EXERCISE GOAL
Extract the full set of records, then give each one again exactly.

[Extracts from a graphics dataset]
>> Start

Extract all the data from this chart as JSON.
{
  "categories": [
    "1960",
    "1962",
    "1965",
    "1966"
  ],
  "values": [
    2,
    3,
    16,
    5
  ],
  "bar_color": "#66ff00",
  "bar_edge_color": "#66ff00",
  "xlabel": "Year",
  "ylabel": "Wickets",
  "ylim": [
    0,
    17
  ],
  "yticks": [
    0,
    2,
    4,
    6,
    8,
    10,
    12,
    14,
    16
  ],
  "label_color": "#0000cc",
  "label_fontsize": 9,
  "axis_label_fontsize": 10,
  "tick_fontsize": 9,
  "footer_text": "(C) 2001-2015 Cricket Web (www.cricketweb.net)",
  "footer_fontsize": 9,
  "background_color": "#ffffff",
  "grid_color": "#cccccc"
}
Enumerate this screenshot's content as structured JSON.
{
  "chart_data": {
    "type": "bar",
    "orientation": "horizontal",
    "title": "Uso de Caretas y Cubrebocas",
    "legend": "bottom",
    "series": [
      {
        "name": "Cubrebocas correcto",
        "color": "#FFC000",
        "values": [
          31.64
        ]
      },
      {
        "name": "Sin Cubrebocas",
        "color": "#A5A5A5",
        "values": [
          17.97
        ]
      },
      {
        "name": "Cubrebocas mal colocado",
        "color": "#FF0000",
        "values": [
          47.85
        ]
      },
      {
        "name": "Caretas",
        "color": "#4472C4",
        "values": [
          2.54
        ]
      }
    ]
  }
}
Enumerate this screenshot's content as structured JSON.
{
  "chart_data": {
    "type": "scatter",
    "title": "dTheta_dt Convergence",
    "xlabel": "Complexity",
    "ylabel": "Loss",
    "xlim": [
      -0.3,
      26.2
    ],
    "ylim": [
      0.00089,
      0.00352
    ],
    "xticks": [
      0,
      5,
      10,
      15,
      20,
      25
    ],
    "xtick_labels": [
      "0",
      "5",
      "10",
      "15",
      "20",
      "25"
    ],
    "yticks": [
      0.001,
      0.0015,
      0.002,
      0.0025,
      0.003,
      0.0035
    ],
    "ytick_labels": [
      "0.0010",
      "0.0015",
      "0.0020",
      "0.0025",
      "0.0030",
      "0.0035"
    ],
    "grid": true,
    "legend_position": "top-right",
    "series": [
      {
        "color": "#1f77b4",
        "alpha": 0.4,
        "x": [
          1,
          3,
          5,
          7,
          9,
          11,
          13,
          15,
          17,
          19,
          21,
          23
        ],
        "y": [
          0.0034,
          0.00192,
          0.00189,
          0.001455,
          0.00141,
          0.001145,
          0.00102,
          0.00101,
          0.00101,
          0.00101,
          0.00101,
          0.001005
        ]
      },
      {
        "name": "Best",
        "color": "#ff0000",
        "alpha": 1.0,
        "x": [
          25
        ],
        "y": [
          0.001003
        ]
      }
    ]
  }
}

>> End

RESPONSE
Extract all the data from this chart as JSON.
{
  "categories": [
    "1960",
    "1962",
    "1965",
    "1966"
  ],
  "values": [
    2,
    3,
    16,
    5
  ],
  "bar_color": "#66ff00",
  "bar_edge_color": "#66ff00",
  "xlabel": "Year",
  "ylabel": "Wickets",
  "ylim": [
    0,
    17
  ],
  "yticks": [
    0,
    2,
    4,
    6,
    8,
    10,
    12,
    14,
    16
  ],
  "label_color": "#0000cc",
  "label_fontsize": 9,
  "axis_label_fontsize": 10,
  "tick_fontsize": 9,
  "footer_text": "(C) 2001-2015 Cricket Web (www.cricketweb.net)",
  "footer_fontsize": 9,
  "background_color": "#ffffff",
  "grid_color": "#cccccc"
}
Enumerate this screenshot's content as structured JSON.
{
  "chart_data": {
    "type": "bar",
    "orientation": "horizontal",
    "title": "Uso de Caretas y Cubrebocas",
    "legend": "bottom",
    "series": [
      {
        "name": "Cubrebocas correcto",
        "color": "#FFC000",
        "values": [
          31.64
        ]
      },
      {
        "name": "Sin Cubrebocas",
        "color": "#A5A5A5",
        "values": [
          17.97
        ]
      },
      {
        "name": "Cubrebocas mal colocado",
        "color": "#FF0000",
        "values": [
          47.85
        ]
      },
      {
        "name": "Caretas",
        "color": "#4472C4",
        "values": [
          2.54
        ]
      }
    ]
  }
}
Enumerate this screenshot's content as structured JSON.
{
  "chart_data": {
    "type": "scatter",
    "title": "dTheta_dt Convergence",
    "xlabel": "Complexity",
    "ylabel": "Loss",
    "xlim": [
      -0.3,
      26.2
    ],
    "ylim": [
      0.00089,
      0.00352
    ],
    "xticks": [
      0,
      5,
      10,
      15,
      20,
      25
    ],
    "xtick_labels": [
      "0",
      "5",
      "10",
      "15",
      "20",
      "25"
    ],
    "yticks": [
      0.001,
      0.0015,
      0.002,
      0.0025,
      0.003,
      0.0035
    ],
    "ytick_labels": [
      "0.0010",
      "0.0015",
      "0.0020",
      "0.0025",
      "0.0030",
      "0.0035"
    ],
    "grid": true,
    "legend_position": "top-right",
    "series": [
      {
        "color": "#1f77b4",
        "alpha": 0.4,
        "x": [
          1,
          3,
          5,
          7,
          9,
          11,
          13,
          15,
          17,
          19,
          21,
          23
        ],
        "y": [
          0.0034,
          0.00192,
          0.00189,
          0.001455,
          0.00141,
          0.001145,
          0.00102,
          0.00101,
          0.00101,
          0.00101,
          0.00101,
          0.001005
        ]
      },
      {
        "name": "Best",
        "color": "#ff0000",
        "alpha": 1.0,
        "x": [
          25
        ],
        "y": [
          0.001003
        ]
      }
    ]
  }
}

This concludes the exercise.